◆ Given task
Locate the lines where "name" occurs and copy them as they stand.

* START Extracted material *

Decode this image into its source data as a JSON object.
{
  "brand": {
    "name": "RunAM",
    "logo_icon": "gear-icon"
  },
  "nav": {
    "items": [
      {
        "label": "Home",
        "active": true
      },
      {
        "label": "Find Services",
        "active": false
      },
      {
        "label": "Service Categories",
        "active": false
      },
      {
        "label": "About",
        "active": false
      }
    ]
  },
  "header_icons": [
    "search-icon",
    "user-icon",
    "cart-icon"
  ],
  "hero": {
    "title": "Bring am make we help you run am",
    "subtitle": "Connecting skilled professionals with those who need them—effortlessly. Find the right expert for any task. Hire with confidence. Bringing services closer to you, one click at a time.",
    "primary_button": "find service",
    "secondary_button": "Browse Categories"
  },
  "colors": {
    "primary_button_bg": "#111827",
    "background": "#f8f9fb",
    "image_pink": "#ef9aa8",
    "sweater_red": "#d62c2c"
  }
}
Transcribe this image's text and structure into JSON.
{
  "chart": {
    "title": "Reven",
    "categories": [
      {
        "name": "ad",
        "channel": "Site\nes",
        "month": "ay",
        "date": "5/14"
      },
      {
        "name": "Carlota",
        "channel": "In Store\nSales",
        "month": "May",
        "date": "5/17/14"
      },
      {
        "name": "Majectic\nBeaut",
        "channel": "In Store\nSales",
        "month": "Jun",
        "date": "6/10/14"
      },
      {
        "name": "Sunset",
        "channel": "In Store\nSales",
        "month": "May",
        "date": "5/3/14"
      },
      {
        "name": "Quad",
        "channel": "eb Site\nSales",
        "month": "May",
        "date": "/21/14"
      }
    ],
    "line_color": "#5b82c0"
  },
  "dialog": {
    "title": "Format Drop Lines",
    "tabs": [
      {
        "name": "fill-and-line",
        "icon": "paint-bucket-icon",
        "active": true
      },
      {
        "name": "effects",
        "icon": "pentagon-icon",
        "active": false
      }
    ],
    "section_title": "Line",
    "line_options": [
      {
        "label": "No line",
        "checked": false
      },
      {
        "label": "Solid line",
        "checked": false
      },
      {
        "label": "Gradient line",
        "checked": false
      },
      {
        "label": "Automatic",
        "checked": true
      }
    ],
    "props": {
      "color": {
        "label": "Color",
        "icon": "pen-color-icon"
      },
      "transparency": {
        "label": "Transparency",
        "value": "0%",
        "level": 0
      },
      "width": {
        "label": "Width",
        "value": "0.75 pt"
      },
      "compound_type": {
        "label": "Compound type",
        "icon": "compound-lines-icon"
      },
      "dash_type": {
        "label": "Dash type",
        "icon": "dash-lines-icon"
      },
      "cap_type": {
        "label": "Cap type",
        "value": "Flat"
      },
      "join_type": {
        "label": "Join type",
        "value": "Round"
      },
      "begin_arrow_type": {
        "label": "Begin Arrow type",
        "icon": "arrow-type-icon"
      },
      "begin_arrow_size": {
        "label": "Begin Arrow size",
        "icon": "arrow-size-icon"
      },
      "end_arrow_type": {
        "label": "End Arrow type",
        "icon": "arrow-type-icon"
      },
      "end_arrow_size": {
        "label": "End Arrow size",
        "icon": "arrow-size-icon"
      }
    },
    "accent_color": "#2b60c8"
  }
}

* END Extracted material *

◆ Written solution
    "name": "RunAM",
        "name": "ad",
        "name": "Carlota",
        "name": "Majectic\nBeaut",
        "name": "Sunset",
        "name": "Quad",
        "name": "fill-and-line",
        "name": "effects",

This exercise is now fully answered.